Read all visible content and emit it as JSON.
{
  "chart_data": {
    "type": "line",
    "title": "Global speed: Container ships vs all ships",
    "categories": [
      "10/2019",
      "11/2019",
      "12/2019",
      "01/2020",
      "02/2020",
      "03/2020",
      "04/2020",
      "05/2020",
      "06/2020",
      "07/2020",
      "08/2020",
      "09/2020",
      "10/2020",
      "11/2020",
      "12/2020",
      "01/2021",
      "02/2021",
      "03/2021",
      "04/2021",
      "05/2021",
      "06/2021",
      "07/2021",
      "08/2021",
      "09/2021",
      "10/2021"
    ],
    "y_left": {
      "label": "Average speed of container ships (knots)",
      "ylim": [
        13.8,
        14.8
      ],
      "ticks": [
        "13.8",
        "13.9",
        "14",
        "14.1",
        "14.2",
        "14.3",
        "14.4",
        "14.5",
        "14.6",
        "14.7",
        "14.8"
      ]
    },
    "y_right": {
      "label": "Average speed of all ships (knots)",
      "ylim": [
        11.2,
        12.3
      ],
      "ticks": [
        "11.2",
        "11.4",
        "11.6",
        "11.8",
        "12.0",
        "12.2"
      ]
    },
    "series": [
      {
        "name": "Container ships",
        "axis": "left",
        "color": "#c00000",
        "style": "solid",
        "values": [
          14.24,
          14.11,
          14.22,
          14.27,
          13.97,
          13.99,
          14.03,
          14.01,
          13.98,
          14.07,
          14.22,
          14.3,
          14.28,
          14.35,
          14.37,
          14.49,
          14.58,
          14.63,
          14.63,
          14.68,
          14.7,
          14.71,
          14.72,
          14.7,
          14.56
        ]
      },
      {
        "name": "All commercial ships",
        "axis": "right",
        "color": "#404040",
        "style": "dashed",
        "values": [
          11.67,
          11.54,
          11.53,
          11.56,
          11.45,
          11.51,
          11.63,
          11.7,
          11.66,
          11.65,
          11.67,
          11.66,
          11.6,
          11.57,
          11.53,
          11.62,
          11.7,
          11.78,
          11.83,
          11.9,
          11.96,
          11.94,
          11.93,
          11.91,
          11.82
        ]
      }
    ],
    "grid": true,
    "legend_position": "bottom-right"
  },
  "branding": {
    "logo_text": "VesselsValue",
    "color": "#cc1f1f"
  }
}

───

* _PROBLEM TO SOLVE_:
Every line in the data above that contains "color" needs to be copied.

* _THE RESULT_:
        "color": "#c00000",
        "color": "#404040",
    "color": "#cc1f1f"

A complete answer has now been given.